▽
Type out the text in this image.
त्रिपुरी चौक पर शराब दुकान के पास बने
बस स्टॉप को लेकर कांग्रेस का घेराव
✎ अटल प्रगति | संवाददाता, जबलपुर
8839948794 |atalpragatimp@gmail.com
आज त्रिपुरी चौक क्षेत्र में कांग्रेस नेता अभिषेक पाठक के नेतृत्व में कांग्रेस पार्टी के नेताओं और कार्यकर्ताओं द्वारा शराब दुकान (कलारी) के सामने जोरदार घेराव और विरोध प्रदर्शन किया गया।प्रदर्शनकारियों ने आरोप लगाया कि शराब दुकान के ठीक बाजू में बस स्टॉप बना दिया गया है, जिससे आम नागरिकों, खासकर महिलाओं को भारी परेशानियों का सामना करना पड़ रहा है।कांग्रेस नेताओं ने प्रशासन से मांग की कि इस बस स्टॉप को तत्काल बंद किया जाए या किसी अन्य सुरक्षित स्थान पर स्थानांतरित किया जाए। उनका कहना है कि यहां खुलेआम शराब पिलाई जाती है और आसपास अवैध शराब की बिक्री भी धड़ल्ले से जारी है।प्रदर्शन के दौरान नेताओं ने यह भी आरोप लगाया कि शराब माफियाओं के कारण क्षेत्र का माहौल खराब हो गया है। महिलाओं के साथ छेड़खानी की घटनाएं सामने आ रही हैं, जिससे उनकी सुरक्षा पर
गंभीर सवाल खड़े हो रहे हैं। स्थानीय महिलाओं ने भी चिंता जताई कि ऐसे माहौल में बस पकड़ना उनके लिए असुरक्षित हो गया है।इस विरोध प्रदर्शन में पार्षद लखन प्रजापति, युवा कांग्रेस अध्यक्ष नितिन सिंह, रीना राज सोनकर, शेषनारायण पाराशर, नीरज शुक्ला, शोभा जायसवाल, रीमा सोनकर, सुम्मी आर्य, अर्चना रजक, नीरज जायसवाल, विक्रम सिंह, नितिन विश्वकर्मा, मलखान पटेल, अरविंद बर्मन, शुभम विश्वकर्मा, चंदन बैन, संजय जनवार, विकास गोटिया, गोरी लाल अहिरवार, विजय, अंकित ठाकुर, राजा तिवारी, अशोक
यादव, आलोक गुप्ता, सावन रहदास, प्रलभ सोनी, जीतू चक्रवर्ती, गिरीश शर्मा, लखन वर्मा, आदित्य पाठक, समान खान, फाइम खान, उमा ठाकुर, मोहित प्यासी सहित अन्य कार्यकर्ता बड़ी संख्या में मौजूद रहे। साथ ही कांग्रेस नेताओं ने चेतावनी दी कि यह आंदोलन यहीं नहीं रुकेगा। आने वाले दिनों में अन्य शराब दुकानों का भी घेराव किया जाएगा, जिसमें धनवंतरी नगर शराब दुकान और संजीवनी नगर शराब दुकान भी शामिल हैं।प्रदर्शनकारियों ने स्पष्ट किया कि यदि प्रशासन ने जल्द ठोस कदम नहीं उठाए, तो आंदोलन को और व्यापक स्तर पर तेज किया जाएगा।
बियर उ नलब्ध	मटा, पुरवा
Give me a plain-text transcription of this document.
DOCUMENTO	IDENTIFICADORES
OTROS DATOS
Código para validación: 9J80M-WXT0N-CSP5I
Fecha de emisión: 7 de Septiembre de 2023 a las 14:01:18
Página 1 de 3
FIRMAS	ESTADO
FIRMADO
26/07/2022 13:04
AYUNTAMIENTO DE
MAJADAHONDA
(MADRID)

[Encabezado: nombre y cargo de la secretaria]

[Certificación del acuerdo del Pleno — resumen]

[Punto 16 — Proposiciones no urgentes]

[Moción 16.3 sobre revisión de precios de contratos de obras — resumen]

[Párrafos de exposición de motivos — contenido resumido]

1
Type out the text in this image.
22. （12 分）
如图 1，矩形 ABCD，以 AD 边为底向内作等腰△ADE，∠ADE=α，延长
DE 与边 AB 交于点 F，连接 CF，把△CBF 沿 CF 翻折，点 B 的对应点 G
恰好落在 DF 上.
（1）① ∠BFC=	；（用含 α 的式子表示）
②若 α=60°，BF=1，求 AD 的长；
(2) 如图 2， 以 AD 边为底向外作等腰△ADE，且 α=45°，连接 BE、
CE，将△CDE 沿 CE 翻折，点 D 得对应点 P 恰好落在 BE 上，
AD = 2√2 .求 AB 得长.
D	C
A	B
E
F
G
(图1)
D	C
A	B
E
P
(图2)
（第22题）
△
REQUEST -
Determine the number of lines in the records that include the string "resumen", and respond with that number only.

ANSWER TO THIS EXERCISE -
2